* [PROBLEM STATEMENT] Find the lines below that contain the word "JSON" and count them. Only the number should be given.

[Structured figure records]
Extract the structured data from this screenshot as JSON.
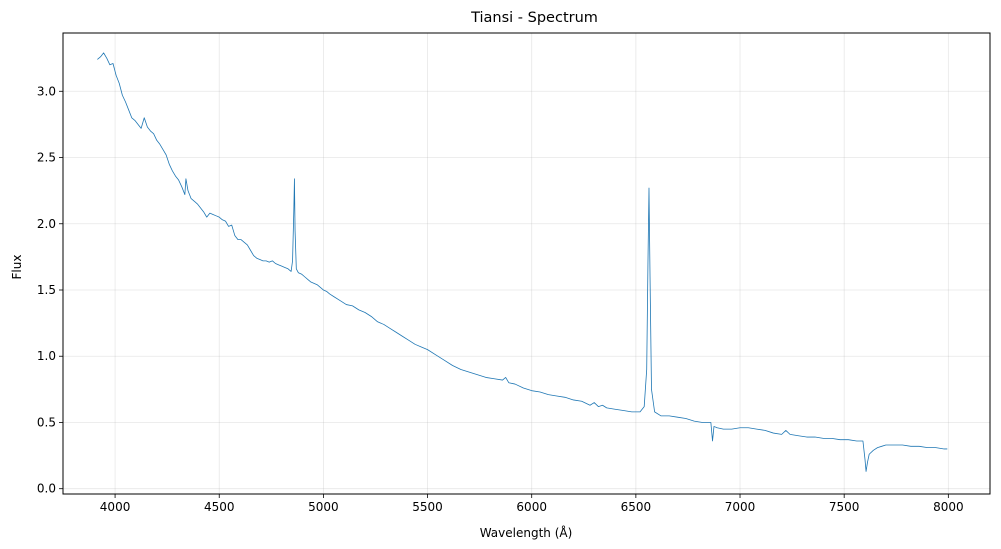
{
  "chart_data": {
    "type": "line",
    "title": "Tiansi - Spectrum",
    "xlabel": "Wavelength (Å)",
    "ylabel": "Flux",
    "xlim": [
      3750,
      8200
    ],
    "ylim": [
      -0.04,
      3.44
    ],
    "xticks": [
      4000,
      4500,
      5000,
      5500,
      6000,
      6500,
      7000,
      7500,
      8000
    ],
    "xtick_labels": [
      "4000",
      "4500",
      "5000",
      "5500",
      "6000",
      "6500",
      "7000",
      "7500",
      "8000"
    ],
    "yticks": [
      0.0,
      0.5,
      1.0,
      1.5,
      2.0,
      2.5,
      3.0
    ],
    "ytick_labels": [
      "0.0",
      "0.5",
      "1.0",
      "1.5",
      "2.0",
      "2.5",
      "3.0"
    ],
    "grid": true,
    "series": [
      {
        "color": "#1f77b4",
        "x": [
          3915,
          3930,
          3945,
          3960,
          3975,
          3990,
          4005,
          4020,
          4035,
          4050,
          4065,
          4080,
          4095,
          4110,
          4125,
          4140,
          4155,
          4170,
          4185,
          4200,
          4215,
          4230,
          4245,
          4260,
          4275,
          4290,
          4305,
          4320,
          4335,
          4340,
          4350,
          4365,
          4380,
          4395,
          4410,
          4425,
          4440,
          4455,
          4470,
          4485,
          4500,
          4515,
          4530,
          4545,
          4560,
          4575,
          4590,
          4605,
          4620,
          4635,
          4650,
          4665,
          4680,
          4695,
          4710,
          4725,
          4740,
          4755,
          4770,
          4785,
          4800,
          4815,
          4830,
          4845,
          4852,
          4858,
          4861,
          4864,
          4870,
          4880,
          4895,
          4910,
          4925,
          4940,
          4955,
          4970,
          4985,
          5000,
          5015,
          5030,
          5050,
          5080,
          5110,
          5140,
          5170,
          5200,
          5230,
          5260,
          5290,
          5320,
          5350,
          5380,
          5410,
          5440,
          5470,
          5500,
          5540,
          5580,
          5620,
          5660,
          5700,
          5740,
          5780,
          5820,
          5860,
          5875,
          5890,
          5920,
          5960,
          6000,
          6040,
          6080,
          6120,
          6160,
          6200,
          6240,
          6280,
          6300,
          6320,
          6340,
          6360,
          6400,
          6440,
          6480,
          6520,
          6540,
          6552,
          6558,
          6563,
          6568,
          6575,
          6590,
          6620,
          6660,
          6700,
          6740,
          6780,
          6820,
          6860,
          6868,
          6875,
          6890,
          6920,
          6960,
          7000,
          7040,
          7080,
          7120,
          7160,
          7200,
          7220,
          7240,
          7280,
          7320,
          7360,
          7400,
          7440,
          7480,
          7520,
          7560,
          7590,
          7600,
          7605,
          7612,
          7620,
          7640,
          7660,
          7680,
          7700,
          7740,
          7780,
          7820,
          7860,
          7900,
          7940,
          7980,
          7995
        ],
        "y": [
          3.24,
          3.26,
          3.29,
          3.25,
          3.2,
          3.21,
          3.12,
          3.06,
          2.97,
          2.92,
          2.86,
          2.8,
          2.78,
          2.75,
          2.72,
          2.8,
          2.73,
          2.7,
          2.68,
          2.63,
          2.6,
          2.56,
          2.52,
          2.45,
          2.4,
          2.36,
          2.33,
          2.28,
          2.22,
          2.34,
          2.25,
          2.19,
          2.17,
          2.15,
          2.12,
          2.09,
          2.05,
          2.08,
          2.07,
          2.06,
          2.05,
          2.03,
          2.02,
          1.98,
          1.99,
          1.91,
          1.88,
          1.88,
          1.86,
          1.84,
          1.8,
          1.76,
          1.74,
          1.73,
          1.72,
          1.72,
          1.71,
          1.72,
          1.7,
          1.69,
          1.68,
          1.67,
          1.66,
          1.64,
          1.72,
          2.1,
          2.34,
          1.95,
          1.66,
          1.63,
          1.62,
          1.6,
          1.58,
          1.56,
          1.55,
          1.54,
          1.52,
          1.5,
          1.49,
          1.47,
          1.45,
          1.42,
          1.39,
          1.38,
          1.35,
          1.33,
          1.3,
          1.26,
          1.24,
          1.21,
          1.18,
          1.15,
          1.12,
          1.09,
          1.07,
          1.05,
          1.01,
          0.97,
          0.93,
          0.9,
          0.88,
          0.86,
          0.84,
          0.83,
          0.82,
          0.84,
          0.8,
          0.79,
          0.76,
          0.74,
          0.73,
          0.71,
          0.7,
          0.69,
          0.67,
          0.66,
          0.63,
          0.65,
          0.62,
          0.63,
          0.61,
          0.6,
          0.59,
          0.58,
          0.58,
          0.62,
          0.9,
          1.7,
          2.27,
          1.6,
          0.75,
          0.58,
          0.55,
          0.55,
          0.54,
          0.53,
          0.51,
          0.5,
          0.5,
          0.36,
          0.47,
          0.46,
          0.45,
          0.45,
          0.46,
          0.46,
          0.45,
          0.44,
          0.42,
          0.41,
          0.44,
          0.41,
          0.4,
          0.39,
          0.39,
          0.38,
          0.38,
          0.37,
          0.37,
          0.36,
          0.36,
          0.22,
          0.13,
          0.2,
          0.26,
          0.29,
          0.31,
          0.32,
          0.33,
          0.33,
          0.33,
          0.32,
          0.32,
          0.31,
          0.31,
          0.3,
          0.3
        ]
      }
    ]
  }
}
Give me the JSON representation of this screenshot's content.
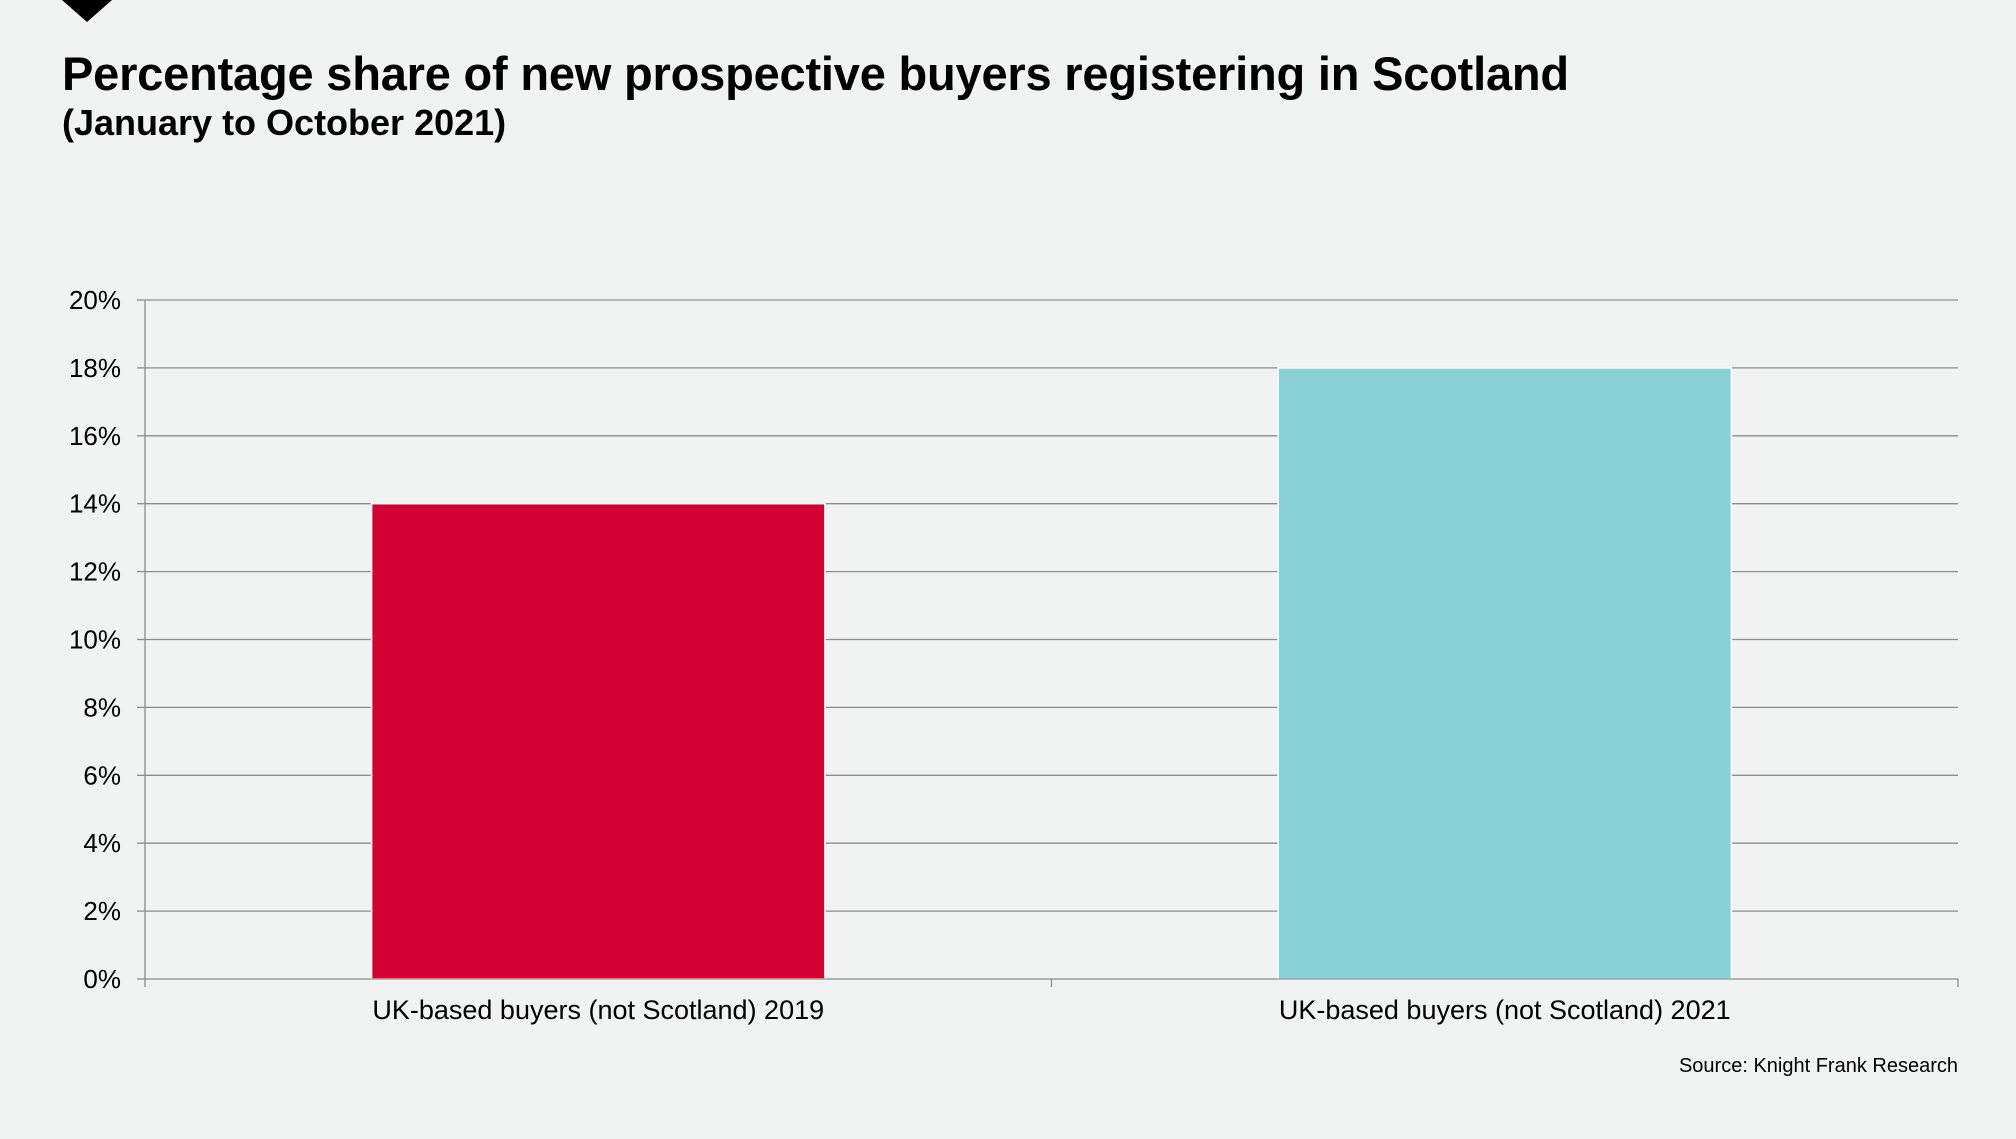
{
  "chart_data": {
    "type": "bar",
    "title": "Percentage share of new prospective buyers registering in Scotland",
    "subtitle": "(January to October 2021)",
    "categories": [
      "UK-based buyers (not Scotland) 2019",
      "UK-based buyers (not Scotland) 2021"
    ],
    "values": [
      14,
      18
    ],
    "bar_colors": [
      "#d50032",
      "#87d1d6"
    ],
    "xlabel": "",
    "ylabel": "",
    "ylim": [
      0,
      20
    ],
    "yticks": [
      0,
      2,
      4,
      6,
      8,
      10,
      12,
      14,
      16,
      18,
      20
    ],
    "ytick_labels": [
      "0%",
      "2%",
      "4%",
      "6%",
      "8%",
      "10%",
      "12%",
      "14%",
      "16%",
      "18%",
      "20%"
    ],
    "grid": true,
    "legend": "none",
    "source": "Source: Knight Frank Research"
  }
}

* [EXERCISE RESULT] 2